#### INPUT ROWS
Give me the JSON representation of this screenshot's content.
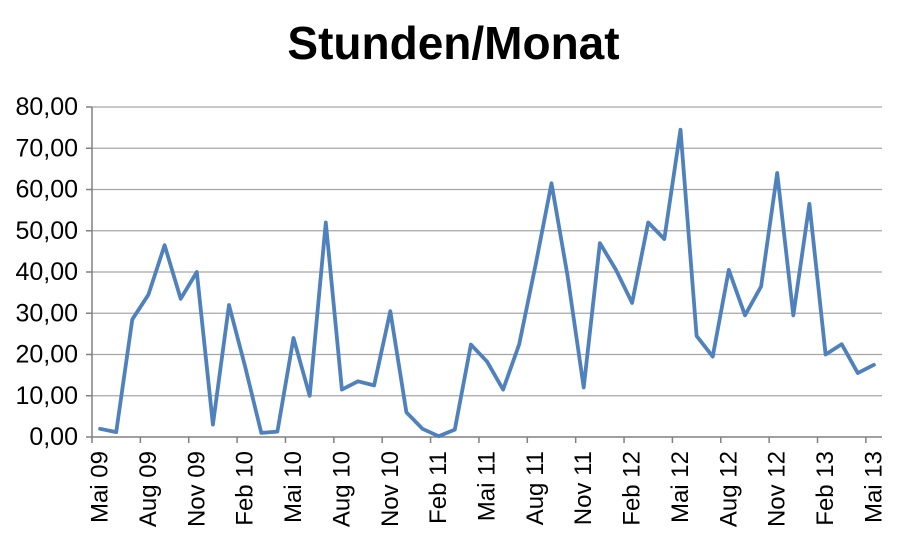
{
  "chart_data": {
    "type": "line",
    "title": "Stunden/Monat",
    "xlabel": "",
    "ylabel": "",
    "ylim": [
      0,
      80
    ],
    "y_step": 10,
    "grid": true,
    "legend": "none",
    "decimal_separator": ",",
    "y_tick_labels": [
      "80,00",
      "70,00",
      "60,00",
      "50,00",
      "40,00",
      "30,00",
      "20,00",
      "10,00",
      "0,00"
    ],
    "x_tick_labels": [
      "Mai 09",
      "Aug 09",
      "Nov 09",
      "Feb 10",
      "Mai 10",
      "Aug 10",
      "Nov 10",
      "Feb 11",
      "Mai 11",
      "Aug 11",
      "Nov 11",
      "Feb 12",
      "Mai 12",
      "Aug 12",
      "Nov 12",
      "Feb 13",
      "Mai 13"
    ],
    "points_per_label_interval": 3,
    "n_points": 49,
    "series": [
      {
        "name": "Stunden/Monat",
        "color": "#4F81BD",
        "values": [
          2,
          1.2,
          28.5,
          34.5,
          46.5,
          33.5,
          40,
          3,
          32,
          17,
          1,
          1.3,
          24,
          10,
          52,
          11.5,
          13.5,
          12.5,
          30.5,
          6,
          2,
          0.2,
          1.8,
          22.4,
          18.3,
          11.5,
          22.5,
          41.5,
          61.5,
          39,
          12,
          47,
          40.5,
          32.5,
          52,
          48,
          74.5,
          24.5,
          19.5,
          40.5,
          29.5,
          36.5,
          64,
          29.5,
          56.5,
          20,
          22.5,
          15.5,
          17.5
        ]
      }
    ],
    "colors": {
      "line": "#4F81BD",
      "gridline": "#A6A6A6",
      "axis": "#808080",
      "title_text": "#000000",
      "tick_label_text": "#000000",
      "background": "#FFFFFF"
    }
  }
}
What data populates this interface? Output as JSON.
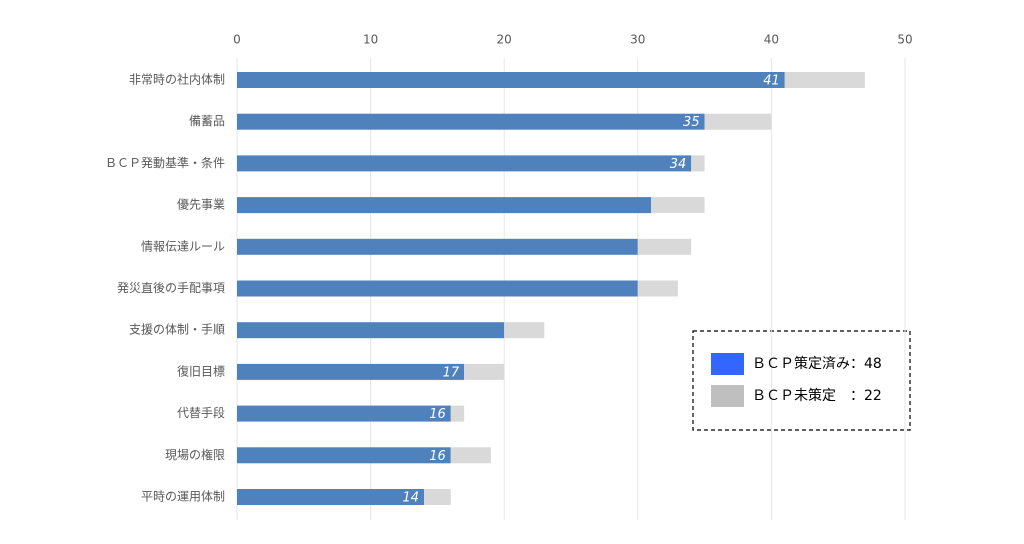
{
  "chart_data": {
    "type": "stacked_barh",
    "categories": [
      "非常時の社内体制",
      "備蓄品",
      "ＢＣＰ発動基準・条件",
      "優先事業",
      "情報伝達ルール",
      "発災直後の手配事項",
      "支援の体制・手順",
      "復旧目標",
      "代替手段",
      "現場の権限",
      "平時の運用体制"
    ],
    "series": [
      {
        "name": "ＢＣＰ策定済み：48",
        "color": "#4f81bd",
        "legend_color": "#3366ff",
        "values": [
          41,
          35,
          34,
          31,
          30,
          30,
          20,
          17,
          16,
          16,
          14
        ],
        "value_labels": [
          "41",
          "35",
          "34",
          null,
          null,
          null,
          null,
          "17",
          "16",
          "16",
          "14"
        ]
      },
      {
        "name": "ＢＣＰ未策定　：22",
        "color": "#d9d9d9",
        "legend_color": "#bfbfbf",
        "values": [
          6,
          5,
          1,
          4,
          4,
          3,
          3,
          3,
          1,
          3,
          2
        ]
      }
    ],
    "xlim": [
      0,
      50
    ],
    "xticks": [
      0,
      10,
      20,
      30,
      40,
      50
    ],
    "grid": true,
    "legend": "lower right"
  }
}
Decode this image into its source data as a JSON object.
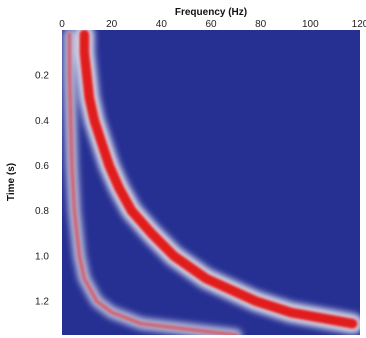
{
  "chart_data": {
    "type": "heatmap",
    "title": "",
    "xlabel": "Frequency (Hz)",
    "ylabel": "Time (s)",
    "xlim": [
      0,
      120
    ],
    "ylim": [
      0,
      1.35
    ],
    "x_axis_position": "top",
    "y_axis_inverted": true,
    "x_ticks": [
      0,
      20,
      40,
      60,
      80,
      100,
      120
    ],
    "y_ticks": [
      0.2,
      0.4,
      0.6,
      0.8,
      1.0,
      1.2
    ],
    "y_tick_labels": [
      "0.2",
      "0.4",
      "0.6",
      "0.8",
      "1.0",
      "1.2"
    ],
    "grid": false,
    "legend": "none",
    "colormap": {
      "background": "#263093",
      "peak": "#e01a1a",
      "mid": "#ffffff"
    },
    "series": [
      {
        "time": [
          0.02,
          0.1,
          0.2,
          0.3,
          0.4,
          0.5,
          0.6,
          0.7,
          0.8,
          0.9,
          1.0,
          1.1,
          1.2,
          1.25,
          1.3
        ],
        "frequency": [
          9,
          9,
          10,
          11,
          13,
          16,
          19,
          23,
          28,
          36,
          45,
          58,
          78,
          92,
          117
        ],
        "peak_amplitude": 1.0
      },
      {
        "time": [
          0.02,
          0.2,
          0.4,
          0.6,
          0.8,
          1.0,
          1.1,
          1.2,
          1.25,
          1.3,
          1.35
        ],
        "frequency": [
          3,
          3,
          3.5,
          4,
          5,
          7,
          9,
          14,
          20,
          32,
          70
        ],
        "peak_amplitude": 0.55
      }
    ]
  }
}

#### THE PROBLEM
Transcribe the full listing above exactly as it stands, minus the pictures.

#### TASK ANSWER
Give me the JSON representation of this screenshot's content.
{
  "chart_data": {
    "type": "line",
    "title": "Stunden/Monat",
    "xlabel": "",
    "ylabel": "",
    "ylim": [
      0,
      80
    ],
    "y_step": 10,
    "grid": true,
    "legend": "none",
    "decimal_separator": ",",
    "y_tick_labels": [
      "80,00",
      "70,00",
      "60,00",
      "50,00",
      "40,00",
      "30,00",
      "20,00",
      "10,00",
      "0,00"
    ],
    "x_tick_labels": [
      "Mai 09",
      "Aug 09",
      "Nov 09",
      "Feb 10",
      "Mai 10",
      "Aug 10",
      "Nov 10",
      "Feb 11",
      "Mai 11",
      "Aug 11",
      "Nov 11",
      "Feb 12",
      "Mai 12",
      "Aug 12",
      "Nov 12",
      "Feb 13",
      "Mai 13"
    ],
    "points_per_label_interval": 3,
    "n_points": 49,
    "series": [
      {
        "name": "Stunden/Monat",
        "color": "#4F81BD",
        "values": [
          2,
          1.2,
          28.5,
          34.5,
          46.5,
          33.5,
          40,
          3,
          32,
          17,
          1,
          1.3,
          24,
          10,
          52,
          11.5,
          13.5,
          12.5,
          30.5,
          6,
          2,
          0.2,
          1.8,
          22.4,
          18.3,
          11.5,
          22.5,
          41.5,
          61.5,
          39,
          12,
          47,
          40.5,
          32.5,
          52,
          48,
          74.5,
          24.5,
          19.5,
          40.5,
          29.5,
          36.5,
          64,
          29.5,
          56.5,
          20,
          22.5,
          15.5,
          17.5
        ]
      }
    ],
    "colors": {
      "line": "#4F81BD",
      "gridline": "#A6A6A6",
      "axis": "#808080",
      "title_text": "#000000",
      "tick_label_text": "#000000",
      "background": "#FFFFFF"
    }
  }
}
What data populates this interface? Output as JSON.
{
  "chart_data": {
    "type": "stacked_barh",
    "categories": [
      "非常時の社内体制",
      "備蓄品",
      "ＢＣＰ発動基準・条件",
      "優先事業",
      "情報伝達ルール",
      "発災直後の手配事項",
      "支援の体制・手順",
      "復旧目標",
      "代替手段",
      "現場の権限",
      "平時の運用体制"
    ],
    "series": [
      {
        "name": "ＢＣＰ策定済み：48",
        "color": "#4f81bd",
        "legend_color": "#3366ff",
        "values": [
          41,
          35,
          34,
          31,
          30,
          30,
          20,
          17,
          16,
          16,
          14
        ],
        "value_labels": [
          "41",
          "35",
          "34",
          null,
          null,
          null,
          null,
          "17",
          "16",
          "16",
          "14"
        ]
      },
      {
        "name": "ＢＣＰ未策定　：22",
        "color": "#d9d9d9",
        "legend_color": "#bfbfbf",
        "values": [
          6,
          5,
          1,
          4,
          4,
          3,
          3,
          3,
          1,
          3,
          2
        ]
      }
    ],
    "xlim": [
      0,
      50
    ],
    "xticks": [
      0,
      10,
      20,
      30,
      40,
      50
    ],
    "grid": true,
    "legend": "lower right"
  }
}
Decode this image into its source data as a JSON object.
{
  "chart_data": {
    "type": "heatmap",
    "title": "",
    "xlabel": "Frequency (Hz)",
    "ylabel": "Time (s)",
    "xlim": [
      0,
      120
    ],
    "ylim": [
      0,
      1.35
    ],
    "x_axis_position": "top",
    "y_axis_inverted": true,
    "x_ticks": [
      0,
      20,
      40,
      60,
      80,
      100,
      120
    ],
    "y_ticks": [
      0.2,
      0.4,
      0.6,
      0.8,
      1.0,
      1.2
    ],
    "y_tick_labels": [
      "0.2",
      "0.4",
      "0.6",
      "0.8",
      "1.0",
      "1.2"
    ],
    "grid": false,
    "legend": "none",
    "colormap": {
      "background": "#263093",
      "peak": "#e01a1a",
      "mid": "#ffffff"
    },
    "series": [
      {
        "time": [
          0.02,
          0.1,
          0.2,
          0.3,
          0.4,
          0.5,
          0.6,
          0.7,
          0.8,
          0.9,
          1.0,
          1.1,
          1.2,
          1.25,
          1.3
        ],
        "frequency": [
          9,
          9,
          10,
          11,
          13,
          16,
          19,
          23,
          28,
          36,
          45,
          58,
          78,
          92,
          117
        ],
        "peak_amplitude": 1.0
      },
      {
        "time": [
          0.02,
          0.2,
          0.4,
          0.6,
          0.8,
          1.0,
          1.1,
          1.2,
          1.25,
          1.3,
          1.35
        ],
        "frequency": [
          3,
          3,
          3.5,
          4,
          5,
          7,
          9,
          14,
          20,
          32,
          70
        ],
        "peak_amplitude": 0.55
      }
    ]
  }
}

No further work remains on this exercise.